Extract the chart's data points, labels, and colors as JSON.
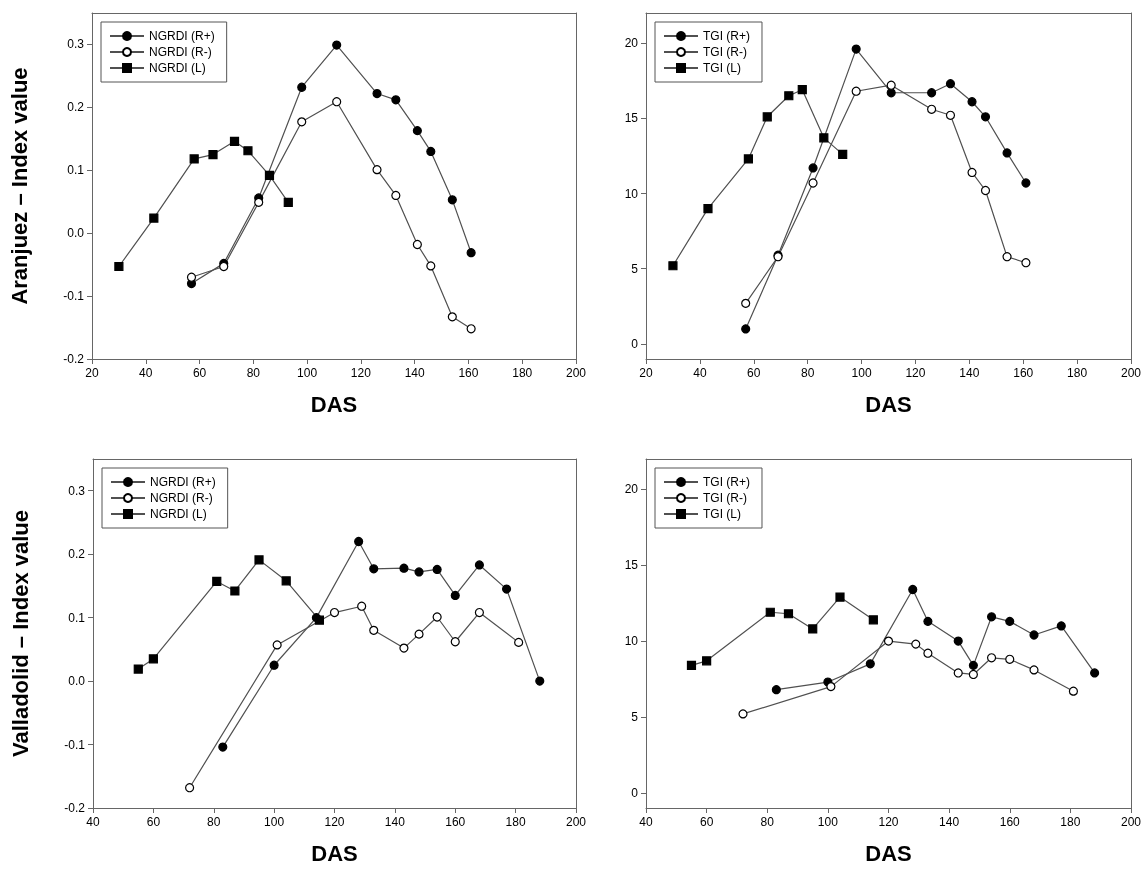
{
  "chart_data": [
    {
      "type": "line",
      "ylabel": "Aranjuez – Index value",
      "xlabel": "DAS",
      "xlim": [
        20,
        200
      ],
      "xticks": [
        20,
        40,
        60,
        80,
        100,
        120,
        140,
        160,
        180,
        200
      ],
      "ylim": [
        -0.2,
        0.35
      ],
      "yticks": [
        -0.2,
        -0.1,
        {
          "value": 0,
          "label": "0.0"
        },
        0.1,
        0.2,
        0.3
      ],
      "grid": false,
      "legend": "top left",
      "series": [
        {
          "name": "NGRDI (R+)",
          "color": "#000000",
          "marker": "circle",
          "x": [
            57,
            69,
            82,
            98,
            111,
            126,
            133,
            141,
            146,
            154,
            161
          ],
          "values": [
            -0.08,
            -0.048,
            0.056,
            0.232,
            0.299,
            0.222,
            0.212,
            0.163,
            0.13,
            0.053,
            -0.031
          ]
        },
        {
          "name": "NGRDI (R-)",
          "color": "#ffffff",
          "marker": "circle",
          "x": [
            57,
            69,
            82,
            98,
            111,
            126,
            133,
            141,
            146,
            154,
            161
          ],
          "values": [
            -0.07,
            -0.053,
            0.049,
            0.177,
            0.209,
            0.101,
            0.06,
            -0.018,
            -0.052,
            -0.133,
            -0.152
          ]
        },
        {
          "name": "NGRDI (L)",
          "color": "#000000",
          "marker": "square",
          "x": [
            30,
            43,
            58,
            65,
            73,
            78,
            86,
            93
          ],
          "values": [
            -0.053,
            0.024,
            0.118,
            0.125,
            0.146,
            0.131,
            0.092,
            0.049
          ]
        }
      ]
    },
    {
      "type": "line",
      "xlabel": "DAS",
      "xlim": [
        20,
        200
      ],
      "xticks": [
        20,
        40,
        60,
        80,
        100,
        120,
        140,
        160,
        180,
        200
      ],
      "ylim": [
        -1,
        22
      ],
      "yticks": [
        0,
        5,
        10,
        15,
        20
      ],
      "grid": false,
      "legend": "top left",
      "series": [
        {
          "name": "TGI (R+)",
          "color": "#000000",
          "marker": "circle",
          "x": [
            57,
            69,
            82,
            98,
            111,
            126,
            133,
            141,
            146,
            154,
            161
          ],
          "values": [
            1.0,
            5.9,
            11.7,
            19.6,
            16.7,
            16.7,
            17.3,
            16.1,
            15.1,
            12.7,
            10.7
          ]
        },
        {
          "name": "TGI (R-)",
          "color": "#ffffff",
          "marker": "circle",
          "x": [
            57,
            69,
            82,
            98,
            111,
            126,
            133,
            141,
            146,
            154,
            161
          ],
          "values": [
            2.7,
            5.8,
            10.7,
            16.8,
            17.2,
            15.6,
            15.2,
            11.4,
            10.2,
            5.8,
            5.4
          ]
        },
        {
          "name": "TGI (L)",
          "color": "#000000",
          "marker": "square",
          "x": [
            30,
            43,
            58,
            65,
            73,
            78,
            86,
            93
          ],
          "values": [
            5.2,
            9.0,
            12.3,
            15.1,
            16.5,
            16.9,
            13.7,
            12.6
          ]
        }
      ]
    },
    {
      "type": "line",
      "ylabel": "Valladolid – Index value",
      "xlabel": "DAS",
      "xlim": [
        40,
        200
      ],
      "xticks": [
        40,
        60,
        80,
        100,
        120,
        140,
        160,
        180,
        200
      ],
      "ylim": [
        -0.2,
        0.35
      ],
      "yticks": [
        -0.2,
        -0.1,
        {
          "value": 0,
          "label": "0.0"
        },
        0.1,
        0.2,
        0.3
      ],
      "grid": false,
      "legend": "top left",
      "series": [
        {
          "name": "NGRDI (R+)",
          "color": "#000000",
          "marker": "circle",
          "x": [
            83,
            100,
            114,
            128,
            133,
            143,
            148,
            154,
            160,
            168,
            177,
            188
          ],
          "values": [
            -0.104,
            0.025,
            0.1,
            0.22,
            0.177,
            0.178,
            0.172,
            0.176,
            0.135,
            0.183,
            0.145,
            0.0
          ]
        },
        {
          "name": "NGRDI (R-)",
          "color": "#ffffff",
          "marker": "circle",
          "x": [
            72,
            101,
            120,
            129,
            133,
            143,
            148,
            154,
            160,
            168,
            181
          ],
          "values": [
            -0.168,
            0.057,
            0.108,
            0.118,
            0.08,
            0.052,
            0.074,
            0.101,
            0.062,
            0.108,
            0.061
          ]
        },
        {
          "name": "NGRDI (L)",
          "color": "#000000",
          "marker": "square",
          "x": [
            55,
            60,
            81,
            87,
            95,
            104,
            115
          ],
          "values": [
            0.019,
            0.035,
            0.157,
            0.142,
            0.191,
            0.158,
            0.096
          ]
        }
      ]
    },
    {
      "type": "line",
      "xlabel": "DAS",
      "xlim": [
        40,
        200
      ],
      "xticks": [
        40,
        60,
        80,
        100,
        120,
        140,
        160,
        180,
        200
      ],
      "ylim": [
        -1,
        22
      ],
      "yticks": [
        0,
        5,
        10,
        15,
        20
      ],
      "grid": false,
      "legend": "top left",
      "series": [
        {
          "name": "TGI (R+)",
          "color": "#000000",
          "marker": "circle",
          "x": [
            83,
            100,
            114,
            128,
            133,
            143,
            148,
            154,
            160,
            168,
            177,
            188
          ],
          "values": [
            6.8,
            7.3,
            8.5,
            13.4,
            11.3,
            10.0,
            8.4,
            11.6,
            11.3,
            10.4,
            11.0,
            7.9
          ]
        },
        {
          "name": "TGI (R-)",
          "color": "#ffffff",
          "marker": "circle",
          "x": [
            72,
            101,
            120,
            129,
            133,
            143,
            148,
            154,
            160,
            168,
            181
          ],
          "values": [
            5.2,
            7.0,
            10.0,
            9.8,
            9.2,
            7.9,
            7.8,
            8.9,
            8.8,
            8.1,
            6.7
          ]
        },
        {
          "name": "TGI (L)",
          "color": "#000000",
          "marker": "square",
          "x": [
            55,
            60,
            81,
            87,
            95,
            104,
            115
          ],
          "values": [
            8.4,
            8.7,
            11.9,
            11.8,
            10.8,
            12.9,
            11.4
          ]
        }
      ]
    }
  ]
}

__________

- **Task statement**
Repeat verbatim all the material, but not the pictures.

- **Solved problem**
Extract the chart's data points, labels, and colors as JSON.
{
  "chart_data": [
    {
      "type": "line",
      "ylabel": "Aranjuez – Index value",
      "xlabel": "DAS",
      "xlim": [
        20,
        200
      ],
      "xticks": [
        20,
        40,
        60,
        80,
        100,
        120,
        140,
        160,
        180,
        200
      ],
      "ylim": [
        -0.2,
        0.35
      ],
      "yticks": [
        -0.2,
        -0.1,
        {
          "value": 0,
          "label": "0.0"
        },
        0.1,
        0.2,
        0.3
      ],
      "grid": false,
      "legend": "top left",
      "series": [
        {
          "name": "NGRDI (R+)",
          "color": "#000000",
          "marker": "circle",
          "x": [
            57,
            69,
            82,
            98,
            111,
            126,
            133,
            141,
            146,
            154,
            161
          ],
          "values": [
            -0.08,
            -0.048,
            0.056,
            0.232,
            0.299,
            0.222,
            0.212,
            0.163,
            0.13,
            0.053,
            -0.031
          ]
        },
        {
          "name": "NGRDI (R-)",
          "color": "#ffffff",
          "marker": "circle",
          "x": [
            57,
            69,
            82,
            98,
            111,
            126,
            133,
            141,
            146,
            154,
            161
          ],
          "values": [
            -0.07,
            -0.053,
            0.049,
            0.177,
            0.209,
            0.101,
            0.06,
            -0.018,
            -0.052,
            -0.133,
            -0.152
          ]
        },
        {
          "name": "NGRDI (L)",
          "color": "#000000",
          "marker": "square",
          "x": [
            30,
            43,
            58,
            65,
            73,
            78,
            86,
            93
          ],
          "values": [
            -0.053,
            0.024,
            0.118,
            0.125,
            0.146,
            0.131,
            0.092,
            0.049
          ]
        }
      ]
    },
    {
      "type": "line",
      "xlabel": "DAS",
      "xlim": [
        20,
        200
      ],
      "xticks": [
        20,
        40,
        60,
        80,
        100,
        120,
        140,
        160,
        180,
        200
      ],
      "ylim": [
        -1,
        22
      ],
      "yticks": [
        0,
        5,
        10,
        15,
        20
      ],
      "grid": false,
      "legend": "top left",
      "series": [
        {
          "name": "TGI (R+)",
          "color": "#000000",
          "marker": "circle",
          "x": [
            57,
            69,
            82,
            98,
            111,
            126,
            133,
            141,
            146,
            154,
            161
          ],
          "values": [
            1.0,
            5.9,
            11.7,
            19.6,
            16.7,
            16.7,
            17.3,
            16.1,
            15.1,
            12.7,
            10.7
          ]
        },
        {
          "name": "TGI (R-)",
          "color": "#ffffff",
          "marker": "circle",
          "x": [
            57,
            69,
            82,
            98,
            111,
            126,
            133,
            141,
            146,
            154,
            161
          ],
          "values": [
            2.7,
            5.8,
            10.7,
            16.8,
            17.2,
            15.6,
            15.2,
            11.4,
            10.2,
            5.8,
            5.4
          ]
        },
        {
          "name": "TGI (L)",
          "color": "#000000",
          "marker": "square",
          "x": [
            30,
            43,
            58,
            65,
            73,
            78,
            86,
            93
          ],
          "values": [
            5.2,
            9.0,
            12.3,
            15.1,
            16.5,
            16.9,
            13.7,
            12.6
          ]
        }
      ]
    },
    {
      "type": "line",
      "ylabel": "Valladolid – Index value",
      "xlabel": "DAS",
      "xlim": [
        40,
        200
      ],
      "xticks": [
        40,
        60,
        80,
        100,
        120,
        140,
        160,
        180,
        200
      ],
      "ylim": [
        -0.2,
        0.35
      ],
      "yticks": [
        -0.2,
        -0.1,
        {
          "value": 0,
          "label": "0.0"
        },
        0.1,
        0.2,
        0.3
      ],
      "grid": false,
      "legend": "top left",
      "series": [
        {
          "name": "NGRDI (R+)",
          "color": "#000000",
          "marker": "circle",
          "x": [
            83,
            100,
            114,
            128,
            133,
            143,
            148,
            154,
            160,
            168,
            177,
            188
          ],
          "values": [
            -0.104,
            0.025,
            0.1,
            0.22,
            0.177,
            0.178,
            0.172,
            0.176,
            0.135,
            0.183,
            0.145,
            0.0
          ]
        },
        {
          "name": "NGRDI (R-)",
          "color": "#ffffff",
          "marker": "circle",
          "x": [
            72,
            101,
            120,
            129,
            133,
            143,
            148,
            154,
            160,
            168,
            181
          ],
          "values": [
            -0.168,
            0.057,
            0.108,
            0.118,
            0.08,
            0.052,
            0.074,
            0.101,
            0.062,
            0.108,
            0.061
          ]
        },
        {
          "name": "NGRDI (L)",
          "color": "#000000",
          "marker": "square",
          "x": [
            55,
            60,
            81,
            87,
            95,
            104,
            115
          ],
          "values": [
            0.019,
            0.035,
            0.157,
            0.142,
            0.191,
            0.158,
            0.096
          ]
        }
      ]
    },
    {
      "type": "line",
      "xlabel": "DAS",
      "xlim": [
        40,
        200
      ],
      "xticks": [
        40,
        60,
        80,
        100,
        120,
        140,
        160,
        180,
        200
      ],
      "ylim": [
        -1,
        22
      ],
      "yticks": [
        0,
        5,
        10,
        15,
        20
      ],
      "grid": false,
      "legend": "top left",
      "series": [
        {
          "name": "TGI (R+)",
          "color": "#000000",
          "marker": "circle",
          "x": [
            83,
            100,
            114,
            128,
            133,
            143,
            148,
            154,
            160,
            168,
            177,
            188
          ],
          "values": [
            6.8,
            7.3,
            8.5,
            13.4,
            11.3,
            10.0,
            8.4,
            11.6,
            11.3,
            10.4,
            11.0,
            7.9
          ]
        },
        {
          "name": "TGI (R-)",
          "color": "#ffffff",
          "marker": "circle",
          "x": [
            72,
            101,
            120,
            129,
            133,
            143,
            148,
            154,
            160,
            168,
            181
          ],
          "values": [
            5.2,
            7.0,
            10.0,
            9.8,
            9.2,
            7.9,
            7.8,
            8.9,
            8.8,
            8.1,
            6.7
          ]
        },
        {
          "name": "TGI (L)",
          "color": "#000000",
          "marker": "square",
          "x": [
            55,
            60,
            81,
            87,
            95,
            104,
            115
          ],
          "values": [
            8.4,
            8.7,
            11.9,
            11.8,
            10.8,
            12.9,
            11.4
          ]
        }
      ]
    }
  ]
}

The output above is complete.